--- PROBLEM DETAILS ---
Transcribe the listing that follows in full, omitting pictures.

--- INPUT ---
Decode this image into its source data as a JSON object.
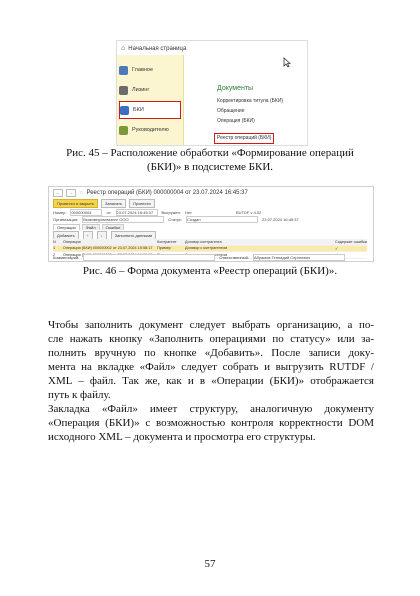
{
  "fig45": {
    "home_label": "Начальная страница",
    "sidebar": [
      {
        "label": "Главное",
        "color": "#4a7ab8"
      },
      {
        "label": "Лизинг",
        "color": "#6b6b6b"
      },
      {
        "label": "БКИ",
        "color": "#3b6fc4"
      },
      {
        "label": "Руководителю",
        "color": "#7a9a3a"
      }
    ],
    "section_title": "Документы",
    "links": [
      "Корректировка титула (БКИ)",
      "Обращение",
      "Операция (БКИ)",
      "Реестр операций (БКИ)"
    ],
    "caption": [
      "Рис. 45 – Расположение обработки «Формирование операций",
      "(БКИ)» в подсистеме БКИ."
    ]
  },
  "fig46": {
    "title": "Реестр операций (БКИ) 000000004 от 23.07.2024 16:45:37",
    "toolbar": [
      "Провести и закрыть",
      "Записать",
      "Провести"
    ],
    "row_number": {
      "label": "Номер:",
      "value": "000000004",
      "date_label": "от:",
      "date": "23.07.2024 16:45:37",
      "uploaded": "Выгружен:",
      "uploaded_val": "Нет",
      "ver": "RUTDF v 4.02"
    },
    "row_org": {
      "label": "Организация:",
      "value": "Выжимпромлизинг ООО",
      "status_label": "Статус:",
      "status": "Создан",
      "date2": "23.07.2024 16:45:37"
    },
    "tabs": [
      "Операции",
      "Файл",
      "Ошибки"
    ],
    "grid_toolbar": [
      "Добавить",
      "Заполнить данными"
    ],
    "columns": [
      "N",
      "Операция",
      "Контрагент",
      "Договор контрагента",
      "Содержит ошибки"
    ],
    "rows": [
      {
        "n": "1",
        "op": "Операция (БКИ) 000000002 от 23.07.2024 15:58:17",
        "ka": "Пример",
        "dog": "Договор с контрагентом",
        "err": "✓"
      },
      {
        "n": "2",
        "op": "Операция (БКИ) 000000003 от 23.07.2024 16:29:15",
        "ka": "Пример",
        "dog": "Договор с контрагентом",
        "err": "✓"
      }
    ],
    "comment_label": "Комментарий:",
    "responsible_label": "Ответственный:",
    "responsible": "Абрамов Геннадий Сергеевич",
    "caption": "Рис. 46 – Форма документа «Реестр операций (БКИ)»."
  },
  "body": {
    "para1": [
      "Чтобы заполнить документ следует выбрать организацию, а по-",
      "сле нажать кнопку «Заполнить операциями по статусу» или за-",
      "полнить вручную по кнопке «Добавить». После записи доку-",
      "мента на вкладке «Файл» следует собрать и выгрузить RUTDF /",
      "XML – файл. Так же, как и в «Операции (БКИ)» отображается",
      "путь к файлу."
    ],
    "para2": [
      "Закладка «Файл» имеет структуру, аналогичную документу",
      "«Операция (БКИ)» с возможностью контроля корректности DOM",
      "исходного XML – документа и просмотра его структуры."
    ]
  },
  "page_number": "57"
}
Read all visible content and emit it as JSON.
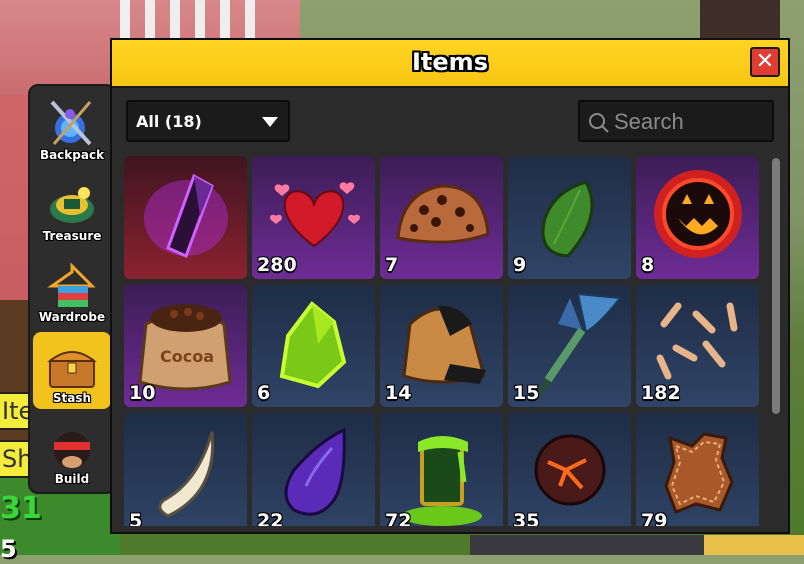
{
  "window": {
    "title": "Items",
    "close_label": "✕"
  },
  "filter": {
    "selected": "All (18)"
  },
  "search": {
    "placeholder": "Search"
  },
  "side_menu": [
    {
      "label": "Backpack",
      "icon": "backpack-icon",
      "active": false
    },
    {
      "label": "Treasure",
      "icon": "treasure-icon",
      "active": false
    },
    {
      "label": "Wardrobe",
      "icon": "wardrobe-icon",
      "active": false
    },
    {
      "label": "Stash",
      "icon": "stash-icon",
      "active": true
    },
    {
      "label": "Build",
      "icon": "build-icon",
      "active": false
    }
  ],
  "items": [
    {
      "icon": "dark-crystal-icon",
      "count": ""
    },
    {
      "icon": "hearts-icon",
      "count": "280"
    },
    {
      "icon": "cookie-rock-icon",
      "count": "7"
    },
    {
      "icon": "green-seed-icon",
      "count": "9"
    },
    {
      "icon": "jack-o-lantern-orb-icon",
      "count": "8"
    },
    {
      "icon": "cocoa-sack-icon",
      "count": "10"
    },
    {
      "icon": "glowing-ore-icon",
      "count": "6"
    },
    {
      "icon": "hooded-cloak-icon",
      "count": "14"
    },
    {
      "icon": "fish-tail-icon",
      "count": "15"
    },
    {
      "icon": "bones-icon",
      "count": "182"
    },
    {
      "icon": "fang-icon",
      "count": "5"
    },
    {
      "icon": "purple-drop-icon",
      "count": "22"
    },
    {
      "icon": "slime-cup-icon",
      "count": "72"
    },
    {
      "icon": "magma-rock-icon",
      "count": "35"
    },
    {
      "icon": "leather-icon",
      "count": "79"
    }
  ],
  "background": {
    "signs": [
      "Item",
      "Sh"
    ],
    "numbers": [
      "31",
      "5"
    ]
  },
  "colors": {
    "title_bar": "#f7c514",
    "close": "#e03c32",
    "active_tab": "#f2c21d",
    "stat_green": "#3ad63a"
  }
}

--- TASK SOLUTION ---
Decode this image into its source data as a JSON object.
{
  "fig45": {
    "home_label": "Начальная страница",
    "sidebar": [
      {
        "label": "Главное",
        "color": "#4a7ab8"
      },
      {
        "label": "Лизинг",
        "color": "#6b6b6b"
      },
      {
        "label": "БКИ",
        "color": "#3b6fc4"
      },
      {
        "label": "Руководителю",
        "color": "#7a9a3a"
      }
    ],
    "section_title": "Документы",
    "links": [
      "Корректировка титула (БКИ)",
      "Обращение",
      "Операция (БКИ)",
      "Реестр операций (БКИ)"
    ],
    "caption": [
      "Рис. 45 – Расположение обработки «Формирование операций",
      "(БКИ)» в подсистеме БКИ."
    ]
  },
  "fig46": {
    "title": "Реестр операций (БКИ) 000000004 от 23.07.2024 16:45:37",
    "toolbar": [
      "Провести и закрыть",
      "Записать",
      "Провести"
    ],
    "row_number": {
      "label": "Номер:",
      "value": "000000004",
      "date_label": "от:",
      "date": "23.07.2024 16:45:37",
      "uploaded": "Выгружен:",
      "uploaded_val": "Нет",
      "ver": "RUTDF v 4.02"
    },
    "row_org": {
      "label": "Организация:",
      "value": "Выжимпромлизинг ООО",
      "status_label": "Статус:",
      "status": "Создан",
      "date2": "23.07.2024 16:45:37"
    },
    "tabs": [
      "Операции",
      "Файл",
      "Ошибки"
    ],
    "grid_toolbar": [
      "Добавить",
      "Заполнить данными"
    ],
    "columns": [
      "N",
      "Операция",
      "Контрагент",
      "Договор контрагента",
      "Содержит ошибки"
    ],
    "rows": [
      {
        "n": "1",
        "op": "Операция (БКИ) 000000002 от 23.07.2024 15:58:17",
        "ka": "Пример",
        "dog": "Договор с контрагентом",
        "err": "✓"
      },
      {
        "n": "2",
        "op": "Операция (БКИ) 000000003 от 23.07.2024 16:29:15",
        "ka": "Пример",
        "dog": "Договор с контрагентом",
        "err": "✓"
      }
    ],
    "comment_label": "Комментарий:",
    "responsible_label": "Ответственный:",
    "responsible": "Абрамов Геннадий Сергеевич",
    "caption": "Рис. 46 – Форма документа «Реестр операций (БКИ)»."
  },
  "body": {
    "para1": [
      "Чтобы заполнить документ следует выбрать организацию, а по-",
      "сле нажать кнопку «Заполнить операциями по статусу» или за-",
      "полнить вручную по кнопке «Добавить». После записи доку-",
      "мента на вкладке «Файл» следует собрать и выгрузить RUTDF /",
      "XML – файл. Так же, как и в «Операции (БКИ)» отображается",
      "путь к файлу."
    ],
    "para2": [
      "Закладка «Файл» имеет структуру, аналогичную документу",
      "«Операция (БКИ)» с возможностью контроля корректности DOM",
      "исходного XML – документа и просмотра его структуры."
    ]
  },
  "page_number": "57"
}
Read all visible content and emit it as JSON.
{
  "window": {
    "title": "Items",
    "close_label": "✕"
  },
  "filter": {
    "selected": "All (18)"
  },
  "search": {
    "placeholder": "Search"
  },
  "side_menu": [
    {
      "label": "Backpack",
      "icon": "backpack-icon",
      "active": false
    },
    {
      "label": "Treasure",
      "icon": "treasure-icon",
      "active": false
    },
    {
      "label": "Wardrobe",
      "icon": "wardrobe-icon",
      "active": false
    },
    {
      "label": "Stash",
      "icon": "stash-icon",
      "active": true
    },
    {
      "label": "Build",
      "icon": "build-icon",
      "active": false
    }
  ],
  "items": [
    {
      "icon": "dark-crystal-icon",
      "count": ""
    },
    {
      "icon": "hearts-icon",
      "count": "280"
    },
    {
      "icon": "cookie-rock-icon",
      "count": "7"
    },
    {
      "icon": "green-seed-icon",
      "count": "9"
    },
    {
      "icon": "jack-o-lantern-orb-icon",
      "count": "8"
    },
    {
      "icon": "cocoa-sack-icon",
      "count": "10"
    },
    {
      "icon": "glowing-ore-icon",
      "count": "6"
    },
    {
      "icon": "hooded-cloak-icon",
      "count": "14"
    },
    {
      "icon": "fish-tail-icon",
      "count": "15"
    },
    {
      "icon": "bones-icon",
      "count": "182"
    },
    {
      "icon": "fang-icon",
      "count": "5"
    },
    {
      "icon": "purple-drop-icon",
      "count": "22"
    },
    {
      "icon": "slime-cup-icon",
      "count": "72"
    },
    {
      "icon": "magma-rock-icon",
      "count": "35"
    },
    {
      "icon": "leather-icon",
      "count": "79"
    }
  ],
  "background": {
    "signs": [
      "Item",
      "Sh"
    ],
    "numbers": [
      "31",
      "5"
    ]
  },
  "colors": {
    "title_bar": "#f7c514",
    "close": "#e03c32",
    "active_tab": "#f2c21d",
    "stat_green": "#3ad63a"
  }
}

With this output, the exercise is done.